■ **Exercise aim**
Search the material for the string "houses", then report how many lines hold it, with no other text.

═════ The input

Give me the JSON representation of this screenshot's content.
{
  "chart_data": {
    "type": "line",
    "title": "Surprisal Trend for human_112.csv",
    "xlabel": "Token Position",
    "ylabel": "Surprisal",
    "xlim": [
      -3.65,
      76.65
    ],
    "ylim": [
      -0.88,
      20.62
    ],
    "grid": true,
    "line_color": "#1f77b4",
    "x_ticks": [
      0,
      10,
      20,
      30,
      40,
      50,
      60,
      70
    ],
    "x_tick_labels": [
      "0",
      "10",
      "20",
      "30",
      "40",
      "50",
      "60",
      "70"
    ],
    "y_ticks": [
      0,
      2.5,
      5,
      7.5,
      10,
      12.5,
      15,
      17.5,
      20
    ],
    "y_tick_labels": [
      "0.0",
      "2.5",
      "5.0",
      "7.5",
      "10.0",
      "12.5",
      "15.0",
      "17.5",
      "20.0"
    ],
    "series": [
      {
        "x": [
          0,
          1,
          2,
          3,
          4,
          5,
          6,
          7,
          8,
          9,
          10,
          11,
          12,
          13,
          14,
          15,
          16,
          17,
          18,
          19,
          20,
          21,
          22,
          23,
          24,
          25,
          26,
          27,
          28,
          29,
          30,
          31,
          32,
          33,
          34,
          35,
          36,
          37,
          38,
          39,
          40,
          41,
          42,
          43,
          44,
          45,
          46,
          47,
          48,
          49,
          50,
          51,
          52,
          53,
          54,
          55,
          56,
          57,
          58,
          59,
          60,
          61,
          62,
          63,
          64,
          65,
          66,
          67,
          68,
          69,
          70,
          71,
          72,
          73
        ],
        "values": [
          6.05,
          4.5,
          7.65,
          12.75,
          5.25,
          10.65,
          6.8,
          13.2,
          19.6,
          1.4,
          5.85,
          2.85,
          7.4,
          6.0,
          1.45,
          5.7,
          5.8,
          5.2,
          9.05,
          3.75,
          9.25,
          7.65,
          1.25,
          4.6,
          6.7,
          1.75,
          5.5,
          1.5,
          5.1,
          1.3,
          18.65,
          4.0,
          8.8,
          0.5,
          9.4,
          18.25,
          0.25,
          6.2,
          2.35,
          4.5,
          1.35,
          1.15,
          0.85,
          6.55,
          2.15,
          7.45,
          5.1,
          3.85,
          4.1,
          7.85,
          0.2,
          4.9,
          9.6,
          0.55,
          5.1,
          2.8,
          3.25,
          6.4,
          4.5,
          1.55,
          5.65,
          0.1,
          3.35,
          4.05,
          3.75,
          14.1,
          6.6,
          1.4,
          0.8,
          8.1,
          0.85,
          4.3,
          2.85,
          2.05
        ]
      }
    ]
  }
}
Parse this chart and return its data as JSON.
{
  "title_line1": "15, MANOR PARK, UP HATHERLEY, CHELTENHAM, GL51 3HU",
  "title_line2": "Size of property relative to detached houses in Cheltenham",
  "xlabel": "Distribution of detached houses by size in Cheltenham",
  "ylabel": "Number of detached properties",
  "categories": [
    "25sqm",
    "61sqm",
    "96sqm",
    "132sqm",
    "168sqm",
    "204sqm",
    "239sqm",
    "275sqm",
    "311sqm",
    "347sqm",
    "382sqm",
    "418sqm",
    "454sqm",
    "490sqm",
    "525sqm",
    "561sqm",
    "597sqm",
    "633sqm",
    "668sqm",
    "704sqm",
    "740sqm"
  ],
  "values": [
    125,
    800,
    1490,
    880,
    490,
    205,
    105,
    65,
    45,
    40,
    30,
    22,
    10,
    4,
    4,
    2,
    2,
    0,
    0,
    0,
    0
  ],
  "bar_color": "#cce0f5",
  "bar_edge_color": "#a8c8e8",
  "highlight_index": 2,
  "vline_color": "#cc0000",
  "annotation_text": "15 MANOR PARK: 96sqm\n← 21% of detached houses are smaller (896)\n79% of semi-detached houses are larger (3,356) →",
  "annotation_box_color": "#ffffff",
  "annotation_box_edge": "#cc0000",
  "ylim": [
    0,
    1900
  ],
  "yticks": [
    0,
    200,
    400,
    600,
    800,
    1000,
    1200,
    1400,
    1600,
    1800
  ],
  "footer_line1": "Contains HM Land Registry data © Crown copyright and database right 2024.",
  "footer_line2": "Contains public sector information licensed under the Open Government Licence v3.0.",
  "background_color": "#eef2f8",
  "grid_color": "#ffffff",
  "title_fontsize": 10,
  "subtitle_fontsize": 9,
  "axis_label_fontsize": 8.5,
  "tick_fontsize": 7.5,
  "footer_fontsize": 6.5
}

══════════

■ **Complete answer**
3